**To do**. Filter the entries below, keeping only lines with the word "Гкал".
** begin Source material **
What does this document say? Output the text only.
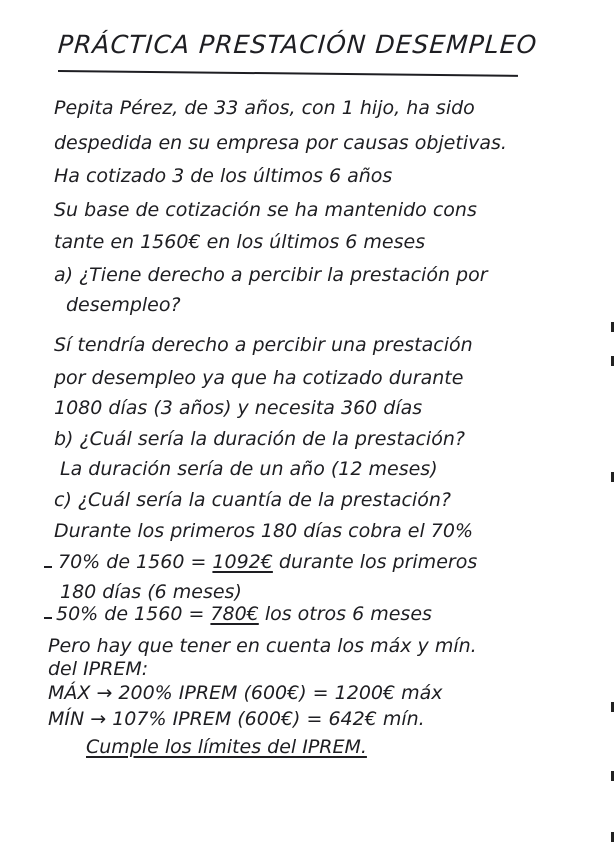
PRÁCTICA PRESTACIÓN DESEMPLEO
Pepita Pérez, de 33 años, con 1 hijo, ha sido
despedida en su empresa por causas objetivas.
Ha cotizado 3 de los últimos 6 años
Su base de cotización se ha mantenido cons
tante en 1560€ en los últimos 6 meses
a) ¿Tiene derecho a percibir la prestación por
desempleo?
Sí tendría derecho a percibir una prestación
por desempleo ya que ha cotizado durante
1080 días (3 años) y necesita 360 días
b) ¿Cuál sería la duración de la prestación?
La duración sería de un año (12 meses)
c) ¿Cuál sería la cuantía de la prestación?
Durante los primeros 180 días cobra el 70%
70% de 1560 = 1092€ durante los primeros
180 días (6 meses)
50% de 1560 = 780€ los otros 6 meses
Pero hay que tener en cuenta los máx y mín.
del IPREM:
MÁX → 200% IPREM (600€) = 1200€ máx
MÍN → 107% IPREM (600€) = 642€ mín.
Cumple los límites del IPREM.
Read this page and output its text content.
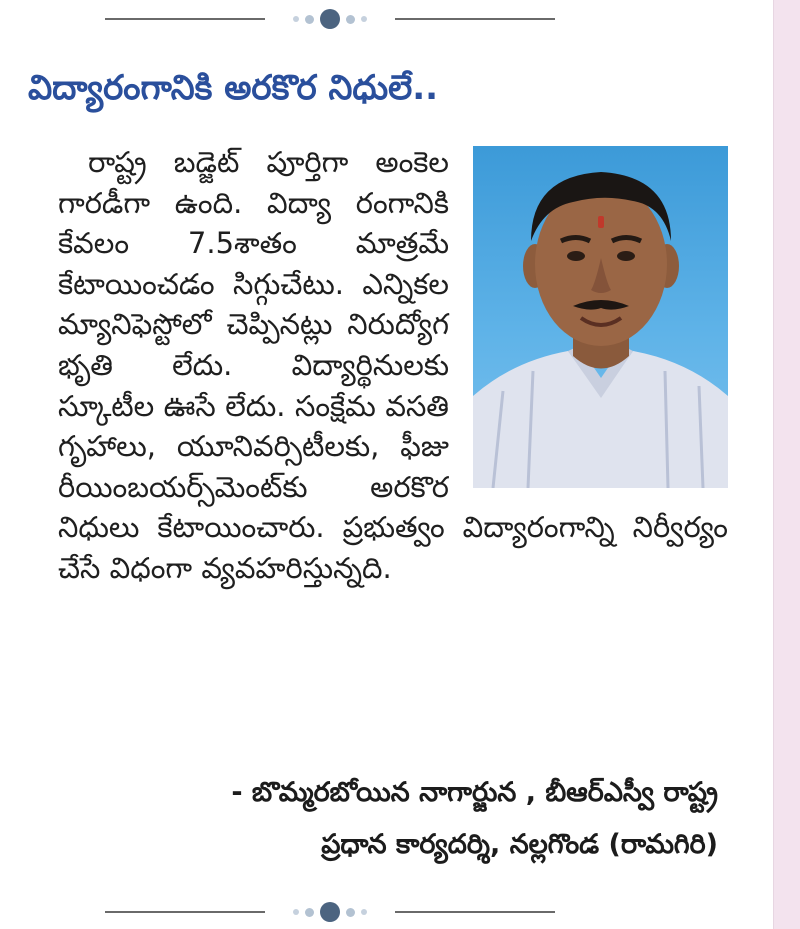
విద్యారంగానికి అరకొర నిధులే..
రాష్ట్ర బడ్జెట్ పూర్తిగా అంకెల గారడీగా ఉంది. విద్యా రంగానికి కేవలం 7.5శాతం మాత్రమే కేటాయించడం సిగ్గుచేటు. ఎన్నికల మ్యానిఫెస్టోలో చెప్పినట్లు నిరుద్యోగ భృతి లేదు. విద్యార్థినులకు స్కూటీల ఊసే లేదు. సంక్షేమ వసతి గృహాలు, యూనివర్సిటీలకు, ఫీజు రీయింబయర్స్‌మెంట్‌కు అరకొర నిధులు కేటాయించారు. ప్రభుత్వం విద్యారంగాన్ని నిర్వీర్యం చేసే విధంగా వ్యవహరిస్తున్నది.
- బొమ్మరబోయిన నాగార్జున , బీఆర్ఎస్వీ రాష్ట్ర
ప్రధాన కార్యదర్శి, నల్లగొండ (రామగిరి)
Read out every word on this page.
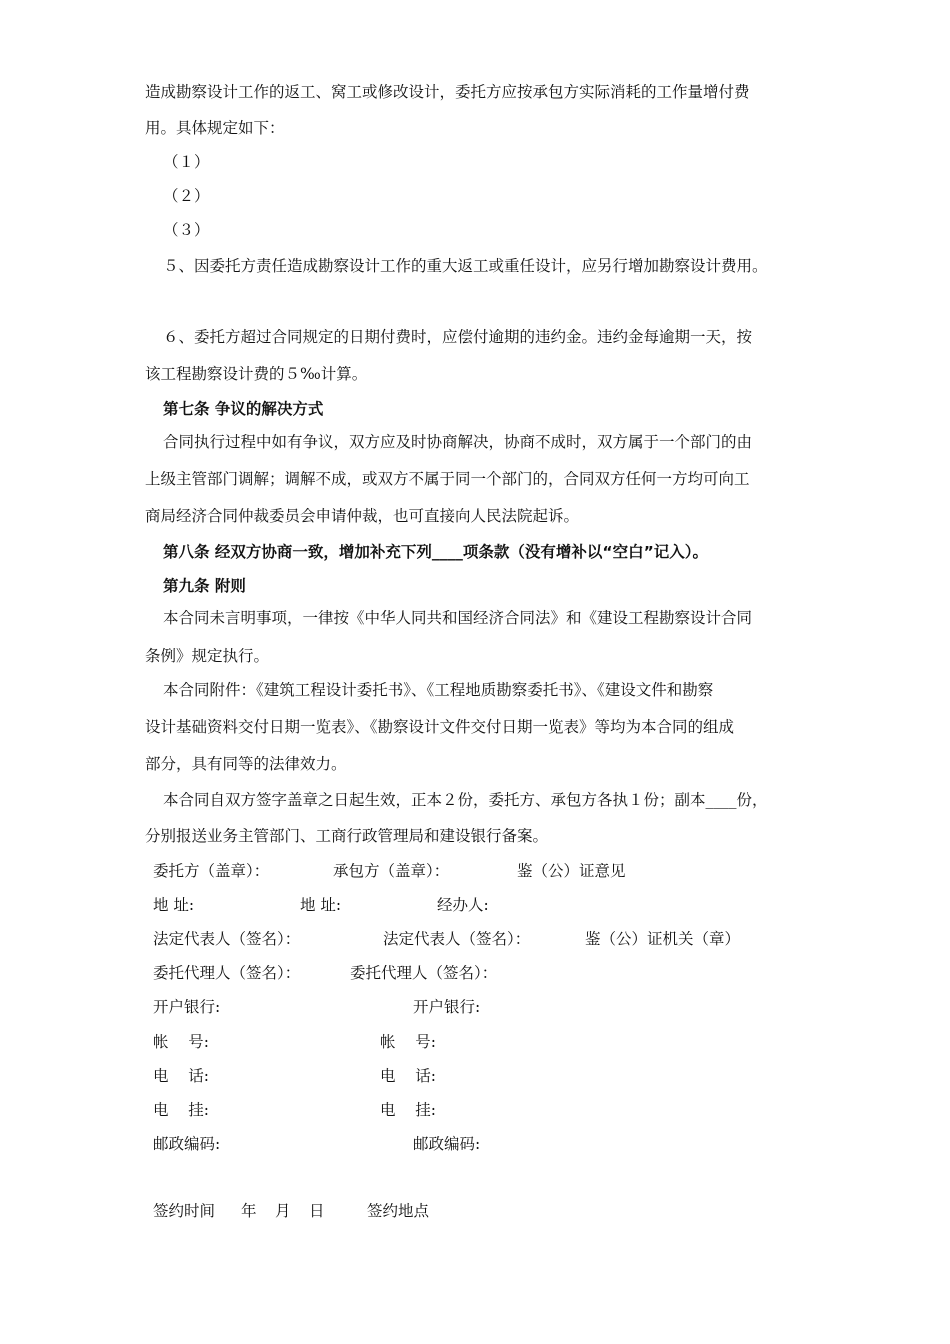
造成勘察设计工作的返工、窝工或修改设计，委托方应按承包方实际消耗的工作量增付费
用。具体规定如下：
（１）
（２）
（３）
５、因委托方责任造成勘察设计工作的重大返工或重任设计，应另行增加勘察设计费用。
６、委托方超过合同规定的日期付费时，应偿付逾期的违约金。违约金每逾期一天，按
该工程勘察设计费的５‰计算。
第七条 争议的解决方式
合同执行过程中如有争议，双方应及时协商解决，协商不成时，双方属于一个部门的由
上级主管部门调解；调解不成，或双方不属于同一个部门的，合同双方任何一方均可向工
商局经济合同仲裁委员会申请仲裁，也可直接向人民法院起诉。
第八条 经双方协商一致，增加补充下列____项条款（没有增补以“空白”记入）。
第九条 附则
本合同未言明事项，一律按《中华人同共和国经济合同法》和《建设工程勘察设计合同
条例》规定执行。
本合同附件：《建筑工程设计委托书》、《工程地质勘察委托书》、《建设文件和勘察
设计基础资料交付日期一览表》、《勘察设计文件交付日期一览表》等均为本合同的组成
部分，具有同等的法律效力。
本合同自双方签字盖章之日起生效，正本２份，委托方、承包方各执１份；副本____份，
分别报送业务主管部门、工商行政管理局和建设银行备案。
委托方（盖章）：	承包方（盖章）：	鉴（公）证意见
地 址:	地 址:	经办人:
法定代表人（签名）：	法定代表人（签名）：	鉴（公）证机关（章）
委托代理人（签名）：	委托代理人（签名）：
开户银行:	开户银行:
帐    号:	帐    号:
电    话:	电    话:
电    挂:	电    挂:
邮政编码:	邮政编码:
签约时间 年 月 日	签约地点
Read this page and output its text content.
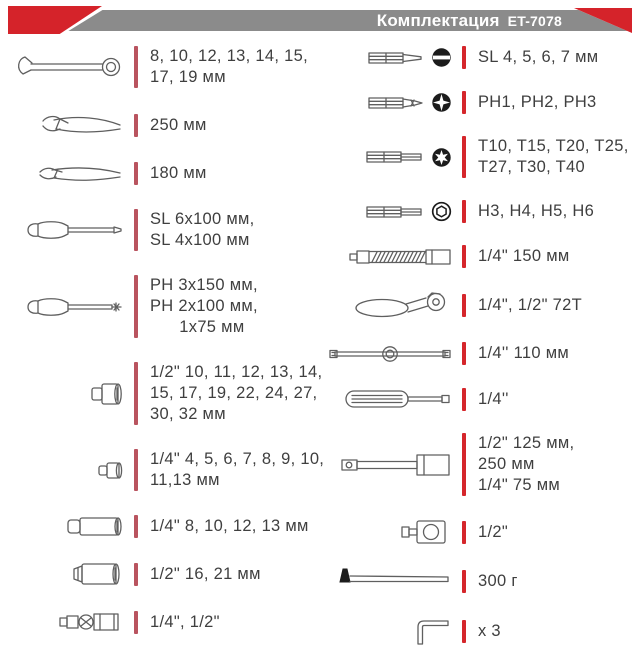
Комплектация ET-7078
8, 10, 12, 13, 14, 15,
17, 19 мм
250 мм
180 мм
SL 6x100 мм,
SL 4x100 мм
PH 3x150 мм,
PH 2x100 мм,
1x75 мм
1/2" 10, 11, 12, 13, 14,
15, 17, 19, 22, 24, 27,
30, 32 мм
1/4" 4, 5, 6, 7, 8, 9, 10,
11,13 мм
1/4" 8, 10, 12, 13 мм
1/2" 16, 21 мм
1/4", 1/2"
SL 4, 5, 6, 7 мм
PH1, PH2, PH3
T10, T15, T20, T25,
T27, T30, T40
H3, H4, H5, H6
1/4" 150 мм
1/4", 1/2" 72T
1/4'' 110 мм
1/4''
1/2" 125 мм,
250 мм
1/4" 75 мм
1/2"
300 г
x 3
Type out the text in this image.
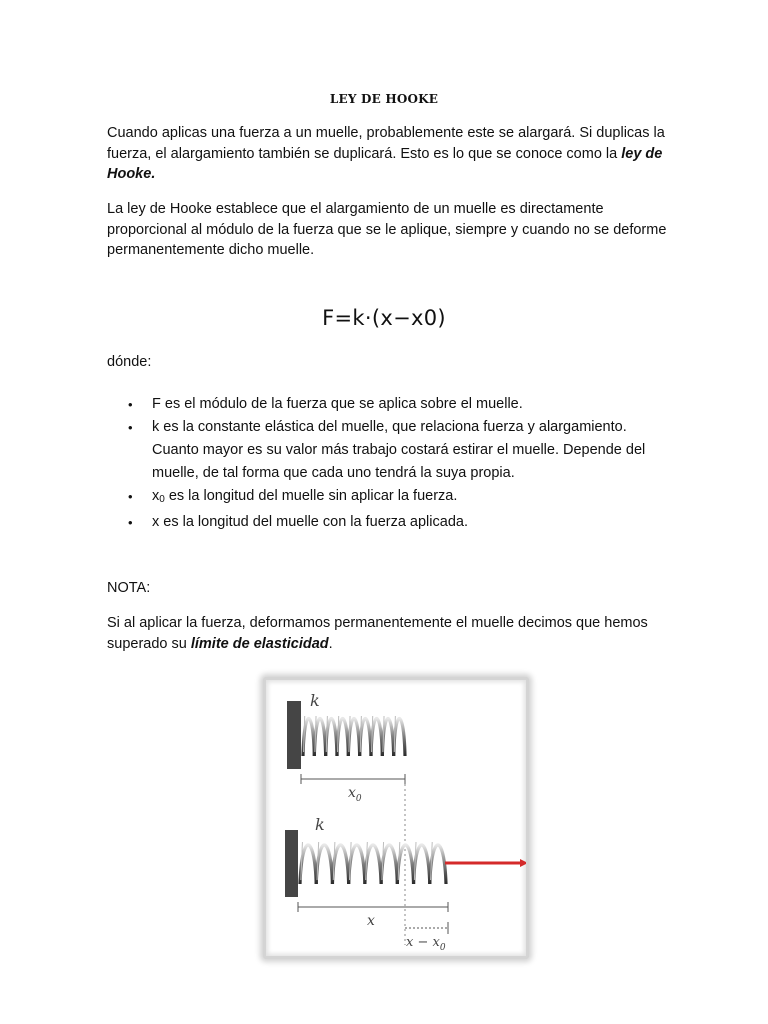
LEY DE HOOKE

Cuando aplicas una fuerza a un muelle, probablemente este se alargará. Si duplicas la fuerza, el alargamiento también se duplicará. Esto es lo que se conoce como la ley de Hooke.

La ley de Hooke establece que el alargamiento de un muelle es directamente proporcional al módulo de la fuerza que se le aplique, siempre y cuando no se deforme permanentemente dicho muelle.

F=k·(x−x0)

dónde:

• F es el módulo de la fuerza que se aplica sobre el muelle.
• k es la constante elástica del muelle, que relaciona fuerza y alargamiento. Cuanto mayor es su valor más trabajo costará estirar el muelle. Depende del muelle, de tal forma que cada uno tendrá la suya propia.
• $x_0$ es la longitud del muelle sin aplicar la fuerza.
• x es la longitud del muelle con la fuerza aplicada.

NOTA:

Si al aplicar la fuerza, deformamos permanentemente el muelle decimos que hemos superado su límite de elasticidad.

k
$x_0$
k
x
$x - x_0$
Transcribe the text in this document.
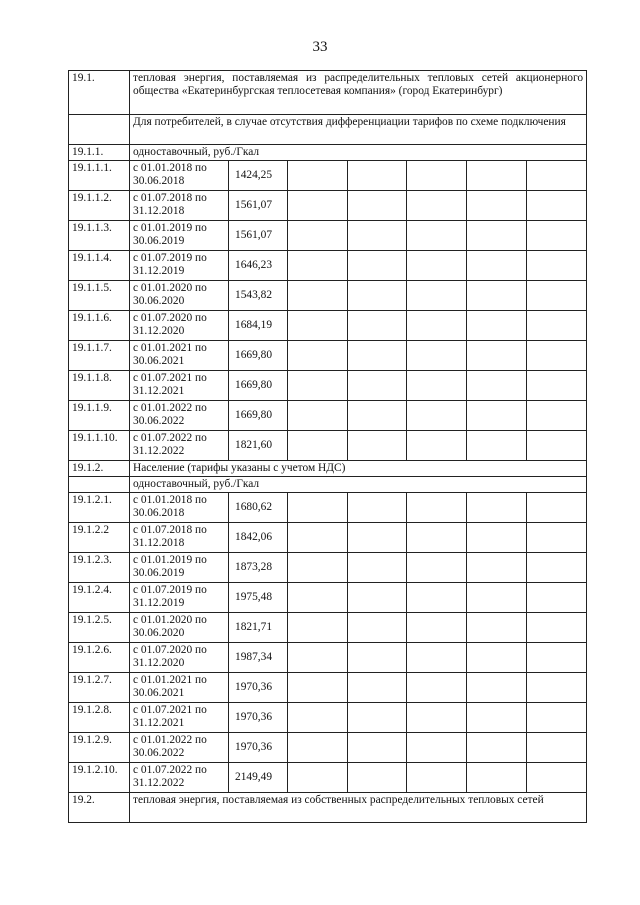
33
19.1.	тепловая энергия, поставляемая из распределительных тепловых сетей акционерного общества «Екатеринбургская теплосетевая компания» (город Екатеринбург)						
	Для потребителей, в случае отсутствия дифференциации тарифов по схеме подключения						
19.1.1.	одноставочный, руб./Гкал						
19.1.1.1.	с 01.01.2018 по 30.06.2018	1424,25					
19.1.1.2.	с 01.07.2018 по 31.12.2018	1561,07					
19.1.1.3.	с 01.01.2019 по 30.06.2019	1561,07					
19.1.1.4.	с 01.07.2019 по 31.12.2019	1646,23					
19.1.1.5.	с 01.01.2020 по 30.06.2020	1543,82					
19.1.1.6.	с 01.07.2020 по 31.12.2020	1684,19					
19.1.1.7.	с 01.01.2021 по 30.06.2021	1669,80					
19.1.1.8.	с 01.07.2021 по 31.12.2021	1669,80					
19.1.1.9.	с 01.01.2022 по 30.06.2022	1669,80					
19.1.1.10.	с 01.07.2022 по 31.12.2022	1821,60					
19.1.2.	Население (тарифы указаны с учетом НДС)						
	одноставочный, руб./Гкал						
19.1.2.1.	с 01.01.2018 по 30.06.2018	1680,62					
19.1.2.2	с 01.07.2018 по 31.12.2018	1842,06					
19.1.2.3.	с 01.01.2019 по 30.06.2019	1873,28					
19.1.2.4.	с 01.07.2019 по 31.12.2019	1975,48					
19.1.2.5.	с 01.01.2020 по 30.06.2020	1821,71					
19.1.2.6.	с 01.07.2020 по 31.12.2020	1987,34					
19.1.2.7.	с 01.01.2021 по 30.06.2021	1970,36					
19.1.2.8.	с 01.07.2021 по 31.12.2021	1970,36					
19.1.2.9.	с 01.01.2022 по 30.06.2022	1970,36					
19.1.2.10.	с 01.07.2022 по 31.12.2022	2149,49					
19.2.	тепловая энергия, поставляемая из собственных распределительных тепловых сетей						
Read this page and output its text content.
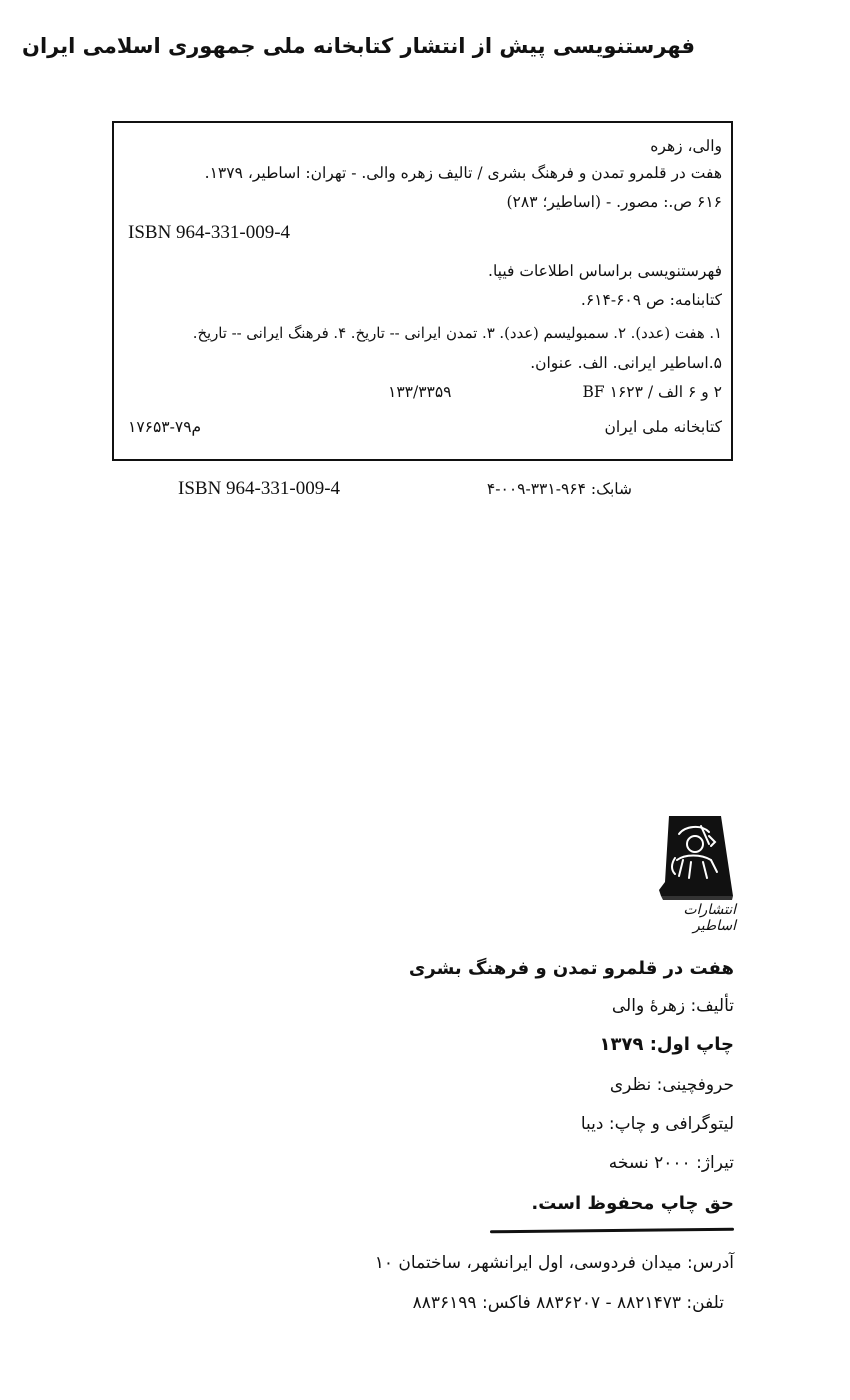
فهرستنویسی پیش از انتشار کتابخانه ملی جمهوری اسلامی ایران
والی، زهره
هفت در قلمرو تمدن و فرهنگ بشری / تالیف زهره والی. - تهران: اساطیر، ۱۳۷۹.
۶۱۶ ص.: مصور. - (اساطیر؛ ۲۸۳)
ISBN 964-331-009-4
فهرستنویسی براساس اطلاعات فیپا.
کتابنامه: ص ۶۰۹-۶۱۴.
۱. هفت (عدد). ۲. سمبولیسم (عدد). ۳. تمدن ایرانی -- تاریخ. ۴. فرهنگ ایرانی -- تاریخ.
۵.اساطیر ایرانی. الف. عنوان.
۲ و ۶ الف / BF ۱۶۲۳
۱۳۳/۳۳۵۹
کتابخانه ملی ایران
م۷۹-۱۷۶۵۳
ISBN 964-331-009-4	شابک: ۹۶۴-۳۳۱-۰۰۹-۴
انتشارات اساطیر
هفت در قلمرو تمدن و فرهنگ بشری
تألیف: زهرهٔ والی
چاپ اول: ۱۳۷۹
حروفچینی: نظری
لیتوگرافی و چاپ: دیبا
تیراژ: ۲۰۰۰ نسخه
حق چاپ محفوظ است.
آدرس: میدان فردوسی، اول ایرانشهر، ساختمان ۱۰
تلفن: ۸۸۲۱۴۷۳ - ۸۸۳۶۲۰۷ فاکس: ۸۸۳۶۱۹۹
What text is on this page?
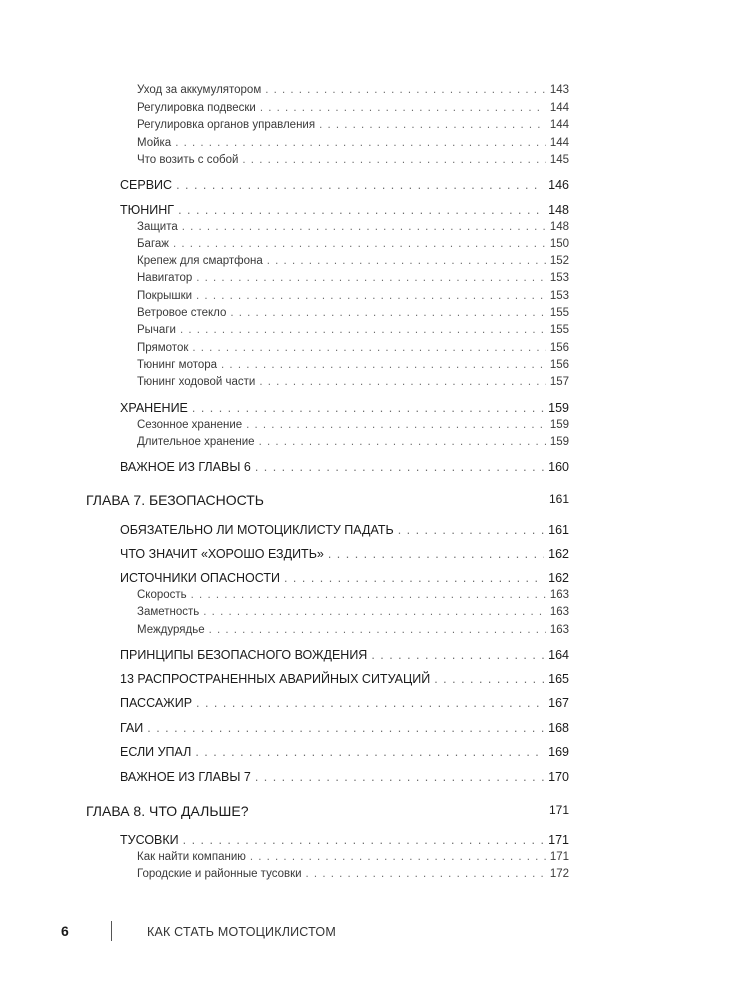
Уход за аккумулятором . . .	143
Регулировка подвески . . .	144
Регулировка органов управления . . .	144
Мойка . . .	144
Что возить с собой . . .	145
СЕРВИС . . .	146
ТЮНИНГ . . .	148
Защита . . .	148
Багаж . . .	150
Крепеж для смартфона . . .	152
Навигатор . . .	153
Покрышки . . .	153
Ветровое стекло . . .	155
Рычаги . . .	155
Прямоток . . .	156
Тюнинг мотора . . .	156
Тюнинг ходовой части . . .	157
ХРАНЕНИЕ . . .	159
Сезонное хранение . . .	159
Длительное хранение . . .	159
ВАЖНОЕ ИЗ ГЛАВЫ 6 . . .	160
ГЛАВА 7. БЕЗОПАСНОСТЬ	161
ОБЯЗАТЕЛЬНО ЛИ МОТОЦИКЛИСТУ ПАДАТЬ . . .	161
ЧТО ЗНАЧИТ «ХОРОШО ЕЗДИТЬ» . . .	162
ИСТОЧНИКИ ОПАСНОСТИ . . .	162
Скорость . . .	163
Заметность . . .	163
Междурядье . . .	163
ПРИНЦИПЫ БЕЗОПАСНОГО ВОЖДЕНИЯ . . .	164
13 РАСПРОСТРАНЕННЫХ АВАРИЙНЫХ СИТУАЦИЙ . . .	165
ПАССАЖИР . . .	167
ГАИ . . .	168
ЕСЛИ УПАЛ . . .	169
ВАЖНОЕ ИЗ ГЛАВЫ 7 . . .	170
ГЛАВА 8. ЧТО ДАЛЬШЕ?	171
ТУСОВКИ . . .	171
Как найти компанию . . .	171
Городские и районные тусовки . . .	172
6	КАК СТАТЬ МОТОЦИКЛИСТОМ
** end Source material **
**Result for this task**.
19.1.1.	одноставочный, руб./Гкал						
	одноставочный, руб./Гкал						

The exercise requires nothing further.